Repeat the data from the line that contains "i need the location" up to and including the line that contains "extruded-text-model[interactable] bbox=[317, 308, 591, 482]", leaving the pictures out of your answer.

Provided material ::
==========

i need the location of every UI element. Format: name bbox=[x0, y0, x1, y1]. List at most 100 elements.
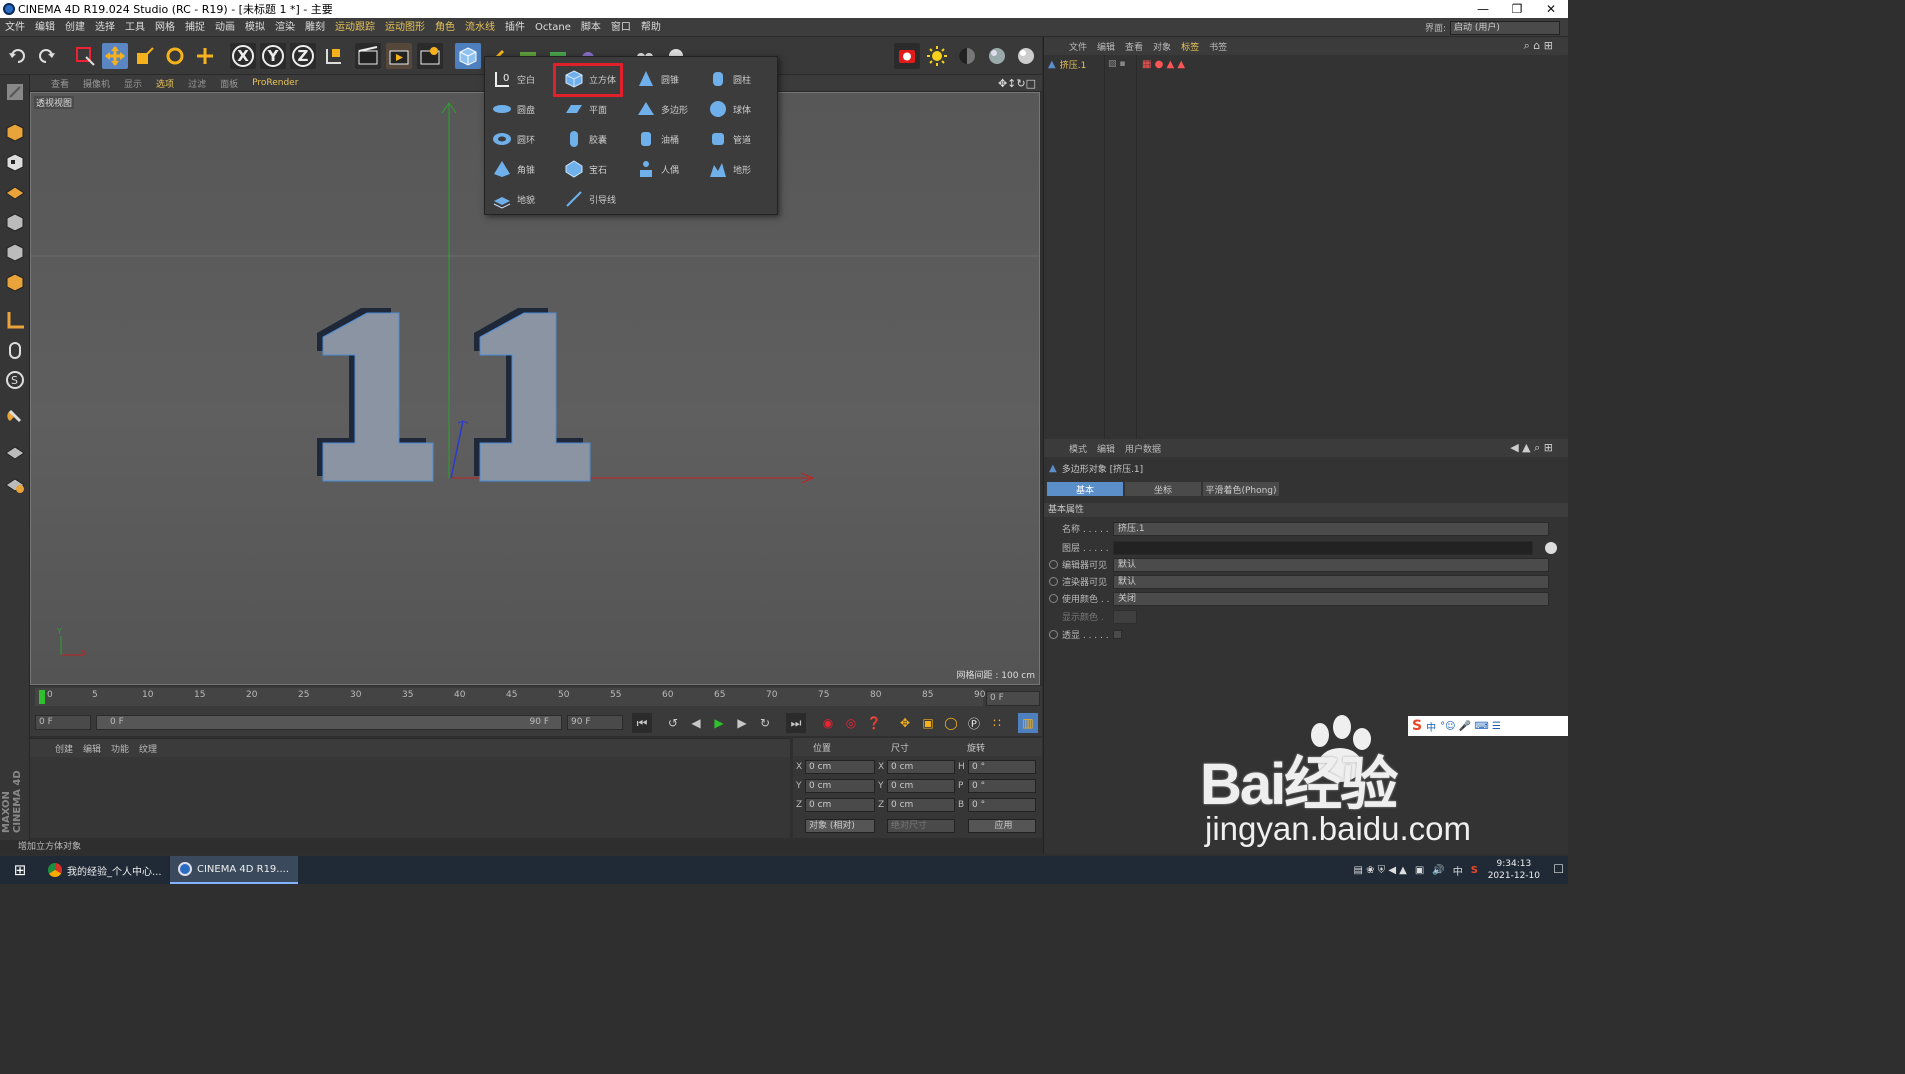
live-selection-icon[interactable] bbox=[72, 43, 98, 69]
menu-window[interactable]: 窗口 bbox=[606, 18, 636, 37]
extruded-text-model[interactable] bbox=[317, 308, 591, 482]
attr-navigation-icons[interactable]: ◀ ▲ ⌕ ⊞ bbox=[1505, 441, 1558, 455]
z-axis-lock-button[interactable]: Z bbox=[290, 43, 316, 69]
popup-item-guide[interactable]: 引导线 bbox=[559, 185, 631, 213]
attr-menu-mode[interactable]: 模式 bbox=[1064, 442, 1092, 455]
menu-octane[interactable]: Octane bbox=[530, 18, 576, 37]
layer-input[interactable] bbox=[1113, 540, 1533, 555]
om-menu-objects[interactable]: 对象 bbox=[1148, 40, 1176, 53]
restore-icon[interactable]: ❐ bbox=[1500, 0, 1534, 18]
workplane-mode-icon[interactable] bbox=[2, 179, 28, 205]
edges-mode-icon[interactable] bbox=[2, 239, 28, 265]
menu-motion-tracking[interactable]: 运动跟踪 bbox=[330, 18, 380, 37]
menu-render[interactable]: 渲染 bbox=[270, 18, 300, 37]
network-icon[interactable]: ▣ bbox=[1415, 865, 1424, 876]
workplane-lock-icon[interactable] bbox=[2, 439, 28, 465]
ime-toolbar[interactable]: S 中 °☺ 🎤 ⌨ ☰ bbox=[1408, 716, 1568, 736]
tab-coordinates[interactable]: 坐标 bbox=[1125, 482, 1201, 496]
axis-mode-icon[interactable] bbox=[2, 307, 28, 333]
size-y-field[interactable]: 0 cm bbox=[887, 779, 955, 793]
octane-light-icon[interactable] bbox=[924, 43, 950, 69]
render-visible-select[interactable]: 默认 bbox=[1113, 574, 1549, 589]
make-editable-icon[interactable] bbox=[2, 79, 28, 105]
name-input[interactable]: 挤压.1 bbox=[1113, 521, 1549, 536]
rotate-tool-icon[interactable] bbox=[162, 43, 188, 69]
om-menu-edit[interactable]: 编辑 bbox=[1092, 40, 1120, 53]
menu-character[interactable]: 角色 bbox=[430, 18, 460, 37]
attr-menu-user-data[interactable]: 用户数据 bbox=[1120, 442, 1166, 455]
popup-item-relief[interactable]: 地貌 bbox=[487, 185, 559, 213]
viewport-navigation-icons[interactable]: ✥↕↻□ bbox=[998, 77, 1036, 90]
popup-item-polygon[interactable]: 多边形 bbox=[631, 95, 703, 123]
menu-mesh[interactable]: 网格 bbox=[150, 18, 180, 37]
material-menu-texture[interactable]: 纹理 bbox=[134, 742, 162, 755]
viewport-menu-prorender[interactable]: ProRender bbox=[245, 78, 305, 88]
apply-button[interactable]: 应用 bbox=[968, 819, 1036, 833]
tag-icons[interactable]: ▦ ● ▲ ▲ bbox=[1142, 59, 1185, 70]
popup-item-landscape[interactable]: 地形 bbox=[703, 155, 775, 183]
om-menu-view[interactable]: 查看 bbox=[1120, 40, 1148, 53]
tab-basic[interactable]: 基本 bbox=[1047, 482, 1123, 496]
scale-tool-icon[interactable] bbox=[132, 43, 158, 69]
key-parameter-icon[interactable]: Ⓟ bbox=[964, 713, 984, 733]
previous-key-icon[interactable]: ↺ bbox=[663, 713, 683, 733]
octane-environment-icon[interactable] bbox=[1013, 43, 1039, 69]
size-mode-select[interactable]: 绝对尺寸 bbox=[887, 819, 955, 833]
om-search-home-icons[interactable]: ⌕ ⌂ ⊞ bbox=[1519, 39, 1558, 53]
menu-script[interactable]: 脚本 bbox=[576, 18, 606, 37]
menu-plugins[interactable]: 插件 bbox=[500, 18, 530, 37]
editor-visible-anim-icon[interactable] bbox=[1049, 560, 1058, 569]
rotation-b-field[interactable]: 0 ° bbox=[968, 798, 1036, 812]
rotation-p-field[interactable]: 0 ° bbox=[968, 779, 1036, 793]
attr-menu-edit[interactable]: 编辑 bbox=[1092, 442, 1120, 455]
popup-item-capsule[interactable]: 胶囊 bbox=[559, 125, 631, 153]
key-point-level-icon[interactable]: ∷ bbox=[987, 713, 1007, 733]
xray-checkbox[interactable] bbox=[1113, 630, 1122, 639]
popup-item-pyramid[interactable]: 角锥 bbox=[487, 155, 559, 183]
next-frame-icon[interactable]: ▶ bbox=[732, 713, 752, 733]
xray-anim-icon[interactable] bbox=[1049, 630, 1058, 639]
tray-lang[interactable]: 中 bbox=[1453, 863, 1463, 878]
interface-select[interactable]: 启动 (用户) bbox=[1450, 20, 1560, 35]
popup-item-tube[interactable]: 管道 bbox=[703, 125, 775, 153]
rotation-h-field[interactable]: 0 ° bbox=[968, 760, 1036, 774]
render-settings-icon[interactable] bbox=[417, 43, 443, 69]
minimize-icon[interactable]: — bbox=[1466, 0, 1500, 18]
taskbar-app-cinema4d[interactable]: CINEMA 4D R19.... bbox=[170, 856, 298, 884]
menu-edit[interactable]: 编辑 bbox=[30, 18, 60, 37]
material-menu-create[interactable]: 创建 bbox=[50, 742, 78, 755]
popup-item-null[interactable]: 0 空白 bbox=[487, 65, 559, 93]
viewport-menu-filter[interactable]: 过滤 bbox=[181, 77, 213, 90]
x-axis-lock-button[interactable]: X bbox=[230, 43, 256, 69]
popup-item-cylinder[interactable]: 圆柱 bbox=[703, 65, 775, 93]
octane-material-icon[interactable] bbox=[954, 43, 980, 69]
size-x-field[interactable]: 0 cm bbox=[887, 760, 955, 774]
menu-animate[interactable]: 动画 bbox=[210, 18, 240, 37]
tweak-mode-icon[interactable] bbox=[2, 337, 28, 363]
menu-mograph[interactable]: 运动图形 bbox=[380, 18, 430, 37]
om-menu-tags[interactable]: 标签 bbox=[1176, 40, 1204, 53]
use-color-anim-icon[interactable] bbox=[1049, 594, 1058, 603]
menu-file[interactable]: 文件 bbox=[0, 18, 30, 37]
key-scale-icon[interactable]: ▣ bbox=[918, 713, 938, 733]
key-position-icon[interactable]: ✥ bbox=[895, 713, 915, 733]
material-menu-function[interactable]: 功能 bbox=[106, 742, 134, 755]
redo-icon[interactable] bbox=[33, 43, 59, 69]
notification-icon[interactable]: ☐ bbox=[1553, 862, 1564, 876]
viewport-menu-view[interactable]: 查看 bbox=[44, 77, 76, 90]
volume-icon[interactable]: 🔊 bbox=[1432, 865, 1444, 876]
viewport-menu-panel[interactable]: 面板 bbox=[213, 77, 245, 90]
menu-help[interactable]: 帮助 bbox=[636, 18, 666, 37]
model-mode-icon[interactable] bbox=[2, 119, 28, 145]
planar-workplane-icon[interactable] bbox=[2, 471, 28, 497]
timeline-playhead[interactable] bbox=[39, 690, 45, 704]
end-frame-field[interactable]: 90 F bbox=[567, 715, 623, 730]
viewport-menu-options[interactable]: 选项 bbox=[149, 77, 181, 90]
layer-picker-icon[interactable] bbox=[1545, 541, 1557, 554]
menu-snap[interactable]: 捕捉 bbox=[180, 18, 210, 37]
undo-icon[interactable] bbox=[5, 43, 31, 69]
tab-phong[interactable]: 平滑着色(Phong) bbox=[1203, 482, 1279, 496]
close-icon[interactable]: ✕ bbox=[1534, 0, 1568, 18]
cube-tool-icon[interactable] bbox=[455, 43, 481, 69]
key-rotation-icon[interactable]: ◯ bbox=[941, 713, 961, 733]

==========

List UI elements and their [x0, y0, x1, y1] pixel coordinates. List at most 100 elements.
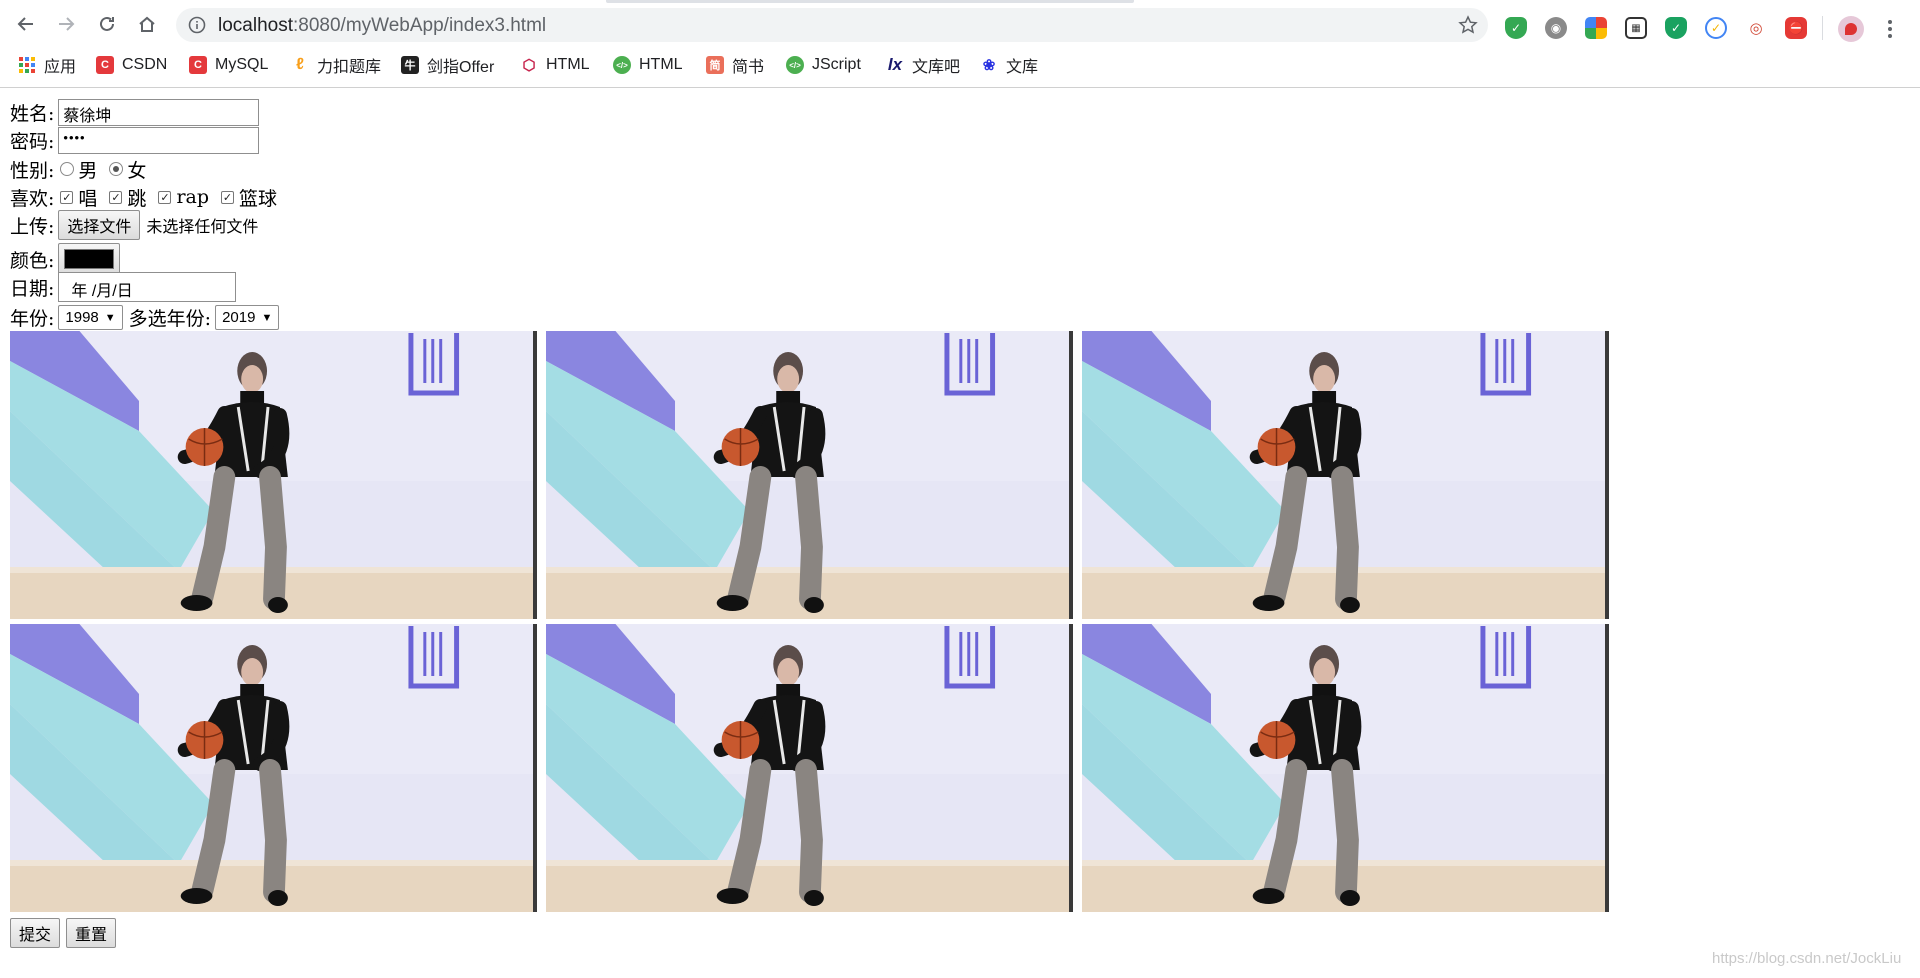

==========

The response ::
i need the location of every UI element. Format: name bbox=[x0, y0, x1, y1]. List at most 100 elements.
live-selection-icon[interactable] bbox=[72, 43, 98, 69]
menu-window[interactable]: 窗口 bbox=[606, 18, 636, 37]
extruded-text-model[interactable] bbox=[317, 308, 591, 482]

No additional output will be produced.